* BEGIN *
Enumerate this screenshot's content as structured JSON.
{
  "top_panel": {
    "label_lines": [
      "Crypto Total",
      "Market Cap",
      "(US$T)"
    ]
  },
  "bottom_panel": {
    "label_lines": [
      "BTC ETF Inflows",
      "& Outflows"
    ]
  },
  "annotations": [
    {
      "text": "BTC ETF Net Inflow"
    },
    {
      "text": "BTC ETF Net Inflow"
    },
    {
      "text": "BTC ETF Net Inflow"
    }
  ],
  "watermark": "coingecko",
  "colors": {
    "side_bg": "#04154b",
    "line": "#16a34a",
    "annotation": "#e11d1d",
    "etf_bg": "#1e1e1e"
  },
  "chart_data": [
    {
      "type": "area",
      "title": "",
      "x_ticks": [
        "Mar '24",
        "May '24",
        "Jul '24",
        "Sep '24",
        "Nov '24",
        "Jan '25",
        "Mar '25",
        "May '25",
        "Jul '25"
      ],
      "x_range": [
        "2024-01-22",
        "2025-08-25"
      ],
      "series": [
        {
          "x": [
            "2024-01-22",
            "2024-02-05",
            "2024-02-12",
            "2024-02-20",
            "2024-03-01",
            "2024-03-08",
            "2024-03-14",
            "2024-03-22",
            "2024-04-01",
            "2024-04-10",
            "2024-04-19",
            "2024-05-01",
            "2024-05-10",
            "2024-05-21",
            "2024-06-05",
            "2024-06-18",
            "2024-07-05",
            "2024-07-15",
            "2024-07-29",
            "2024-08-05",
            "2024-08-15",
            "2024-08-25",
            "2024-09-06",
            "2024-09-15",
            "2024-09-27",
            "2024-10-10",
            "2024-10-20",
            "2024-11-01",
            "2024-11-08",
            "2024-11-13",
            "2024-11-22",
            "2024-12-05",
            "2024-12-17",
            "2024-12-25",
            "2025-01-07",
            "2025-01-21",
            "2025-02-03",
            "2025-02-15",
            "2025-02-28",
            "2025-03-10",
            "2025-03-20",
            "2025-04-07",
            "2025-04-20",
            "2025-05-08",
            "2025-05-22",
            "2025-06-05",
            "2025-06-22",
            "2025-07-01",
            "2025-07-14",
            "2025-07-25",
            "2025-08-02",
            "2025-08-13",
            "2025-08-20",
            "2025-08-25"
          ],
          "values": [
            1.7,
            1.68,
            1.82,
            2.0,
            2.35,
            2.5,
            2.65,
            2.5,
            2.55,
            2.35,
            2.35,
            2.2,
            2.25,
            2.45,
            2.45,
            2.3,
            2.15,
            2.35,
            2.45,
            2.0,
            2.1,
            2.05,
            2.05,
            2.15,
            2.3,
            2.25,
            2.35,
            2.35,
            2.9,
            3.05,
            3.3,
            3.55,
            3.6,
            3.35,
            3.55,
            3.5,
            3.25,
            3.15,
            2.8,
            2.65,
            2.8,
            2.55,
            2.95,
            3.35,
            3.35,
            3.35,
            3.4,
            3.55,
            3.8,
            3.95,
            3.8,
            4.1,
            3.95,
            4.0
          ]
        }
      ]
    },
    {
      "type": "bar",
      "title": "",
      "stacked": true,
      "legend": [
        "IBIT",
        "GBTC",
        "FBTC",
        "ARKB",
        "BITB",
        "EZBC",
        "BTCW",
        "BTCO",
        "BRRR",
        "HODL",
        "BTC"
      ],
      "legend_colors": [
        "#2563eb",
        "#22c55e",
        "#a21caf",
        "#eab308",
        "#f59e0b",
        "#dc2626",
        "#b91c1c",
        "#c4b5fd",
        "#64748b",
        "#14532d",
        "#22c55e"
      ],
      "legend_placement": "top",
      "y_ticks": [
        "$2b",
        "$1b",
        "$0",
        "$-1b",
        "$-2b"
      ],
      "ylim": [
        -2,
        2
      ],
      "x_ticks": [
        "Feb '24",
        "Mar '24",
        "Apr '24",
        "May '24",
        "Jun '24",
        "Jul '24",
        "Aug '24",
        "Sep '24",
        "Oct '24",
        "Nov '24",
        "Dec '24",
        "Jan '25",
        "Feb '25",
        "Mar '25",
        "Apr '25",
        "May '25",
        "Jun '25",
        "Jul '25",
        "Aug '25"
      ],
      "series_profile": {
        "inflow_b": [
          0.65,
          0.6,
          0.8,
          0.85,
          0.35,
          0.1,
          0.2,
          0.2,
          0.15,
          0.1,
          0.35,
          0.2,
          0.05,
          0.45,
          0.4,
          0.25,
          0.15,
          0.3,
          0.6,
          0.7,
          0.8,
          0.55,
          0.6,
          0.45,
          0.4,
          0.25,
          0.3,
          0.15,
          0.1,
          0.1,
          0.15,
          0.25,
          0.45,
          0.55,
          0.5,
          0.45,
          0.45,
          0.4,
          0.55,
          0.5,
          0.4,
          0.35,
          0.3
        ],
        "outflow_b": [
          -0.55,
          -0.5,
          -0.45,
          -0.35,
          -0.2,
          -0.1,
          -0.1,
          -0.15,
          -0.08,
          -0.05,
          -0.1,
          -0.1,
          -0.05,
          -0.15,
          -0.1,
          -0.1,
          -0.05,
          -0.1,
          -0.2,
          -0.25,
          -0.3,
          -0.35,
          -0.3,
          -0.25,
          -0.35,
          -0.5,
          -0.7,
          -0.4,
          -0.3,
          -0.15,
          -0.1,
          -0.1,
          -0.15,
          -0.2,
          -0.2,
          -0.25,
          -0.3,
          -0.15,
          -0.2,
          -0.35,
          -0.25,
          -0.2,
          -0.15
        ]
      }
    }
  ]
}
* END *
What is needed » Repeat the material above in full, keeping every word.

Exercise answer »
Enumerate this screenshot's content as structured JSON.
{
  "top_panel": {
    "label_lines": [
      "Crypto Total",
      "Market Cap",
      "(US$T)"
    ]
  },
  "bottom_panel": {
    "label_lines": [
      "BTC ETF Inflows",
      "& Outflows"
    ]
  },
  "annotations": [
    {
      "text": "BTC ETF Net Inflow"
    },
    {
      "text": "BTC ETF Net Inflow"
    },
    {
      "text": "BTC ETF Net Inflow"
    }
  ],
  "watermark": "coingecko",
  "colors": {
    "side_bg": "#04154b",
    "line": "#16a34a",
    "annotation": "#e11d1d",
    "etf_bg": "#1e1e1e"
  },
  "chart_data": [
    {
      "type": "area",
      "title": "",
      "x_ticks": [
        "Mar '24",
        "May '24",
        "Jul '24",
        "Sep '24",
        "Nov '24",
        "Jan '25",
        "Mar '25",
        "May '25",
        "Jul '25"
      ],
      "x_range": [
        "2024-01-22",
        "2025-08-25"
      ],
      "series": [
        {
          "x": [
            "2024-01-22",
            "2024-02-05",
            "2024-02-12",
            "2024-02-20",
            "2024-03-01",
            "2024-03-08",
            "2024-03-14",
            "2024-03-22",
            "2024-04-01",
            "2024-04-10",
            "2024-04-19",
            "2024-05-01",
            "2024-05-10",
            "2024-05-21",
            "2024-06-05",
            "2024-06-18",
            "2024-07-05",
            "2024-07-15",
            "2024-07-29",
            "2024-08-05",
            "2024-08-15",
            "2024-08-25",
            "2024-09-06",
            "2024-09-15",
            "2024-09-27",
            "2024-10-10",
            "2024-10-20",
            "2024-11-01",
            "2024-11-08",
            "2024-11-13",
            "2024-11-22",
            "2024-12-05",
            "2024-12-17",
            "2024-12-25",
            "2025-01-07",
            "2025-01-21",
            "2025-02-03",
            "2025-02-15",
            "2025-02-28",
            "2025-03-10",
            "2025-03-20",
            "2025-04-07",
            "2025-04-20",
            "2025-05-08",
            "2025-05-22",
            "2025-06-05",
            "2025-06-22",
            "2025-07-01",
            "2025-07-14",
            "2025-07-25",
            "2025-08-02",
            "2025-08-13",
            "2025-08-20",
            "2025-08-25"
          ],
          "values": [
            1.7,
            1.68,
            1.82,
            2.0,
            2.35,
            2.5,
            2.65,
            2.5,
            2.55,
            2.35,
            2.35,
            2.2,
            2.25,
            2.45,
            2.45,
            2.3,
            2.15,
            2.35,
            2.45,
            2.0,
            2.1,
            2.05,
            2.05,
            2.15,
            2.3,
            2.25,
            2.35,
            2.35,
            2.9,
            3.05,
            3.3,
            3.55,
            3.6,
            3.35,
            3.55,
            3.5,
            3.25,
            3.15,
            2.8,
            2.65,
            2.8,
            2.55,
            2.95,
            3.35,
            3.35,
            3.35,
            3.4,
            3.55,
            3.8,
            3.95,
            3.8,
            4.1,
            3.95,
            4.0
          ]
        }
      ]
    },
    {
      "type": "bar",
      "title": "",
      "stacked": true,
      "legend": [
        "IBIT",
        "GBTC",
        "FBTC",
        "ARKB",
        "BITB",
        "EZBC",
        "BTCW",
        "BTCO",
        "BRRR",
        "HODL",
        "BTC"
      ],
      "legend_colors": [
        "#2563eb",
        "#22c55e",
        "#a21caf",
        "#eab308",
        "#f59e0b",
        "#dc2626",
        "#b91c1c",
        "#c4b5fd",
        "#64748b",
        "#14532d",
        "#22c55e"
      ],
      "legend_placement": "top",
      "y_ticks": [
        "$2b",
        "$1b",
        "$0",
        "$-1b",
        "$-2b"
      ],
      "ylim": [
        -2,
        2
      ],
      "x_ticks": [
        "Feb '24",
        "Mar '24",
        "Apr '24",
        "May '24",
        "Jun '24",
        "Jul '24",
        "Aug '24",
        "Sep '24",
        "Oct '24",
        "Nov '24",
        "Dec '24",
        "Jan '25",
        "Feb '25",
        "Mar '25",
        "Apr '25",
        "May '25",
        "Jun '25",
        "Jul '25",
        "Aug '25"
      ],
      "series_profile": {
        "inflow_b": [
          0.65,
          0.6,
          0.8,
          0.85,
          0.35,
          0.1,
          0.2,
          0.2,
          0.15,
          0.1,
          0.35,
          0.2,
          0.05,
          0.45,
          0.4,
          0.25,
          0.15,
          0.3,
          0.6,
          0.7,
          0.8,
          0.55,
          0.6,
          0.45,
          0.4,
          0.25,
          0.3,
          0.15,
          0.1,
          0.1,
          0.15,
          0.25,
          0.45,
          0.55,
          0.5,
          0.45,
          0.45,
          0.4,
          0.55,
          0.5,
          0.4,
          0.35,
          0.3
        ],
        "outflow_b": [
          -0.55,
          -0.5,
          -0.45,
          -0.35,
          -0.2,
          -0.1,
          -0.1,
          -0.15,
          -0.08,
          -0.05,
          -0.1,
          -0.1,
          -0.05,
          -0.15,
          -0.1,
          -0.1,
          -0.05,
          -0.1,
          -0.2,
          -0.25,
          -0.3,
          -0.35,
          -0.3,
          -0.25,
          -0.35,
          -0.5,
          -0.7,
          -0.4,
          -0.3,
          -0.15,
          -0.1,
          -0.1,
          -0.15,
          -0.2,
          -0.2,
          -0.25,
          -0.3,
          -0.15,
          -0.2,
          -0.35,
          -0.25,
          -0.2,
          -0.15
        ]
      }
    }
  ]
}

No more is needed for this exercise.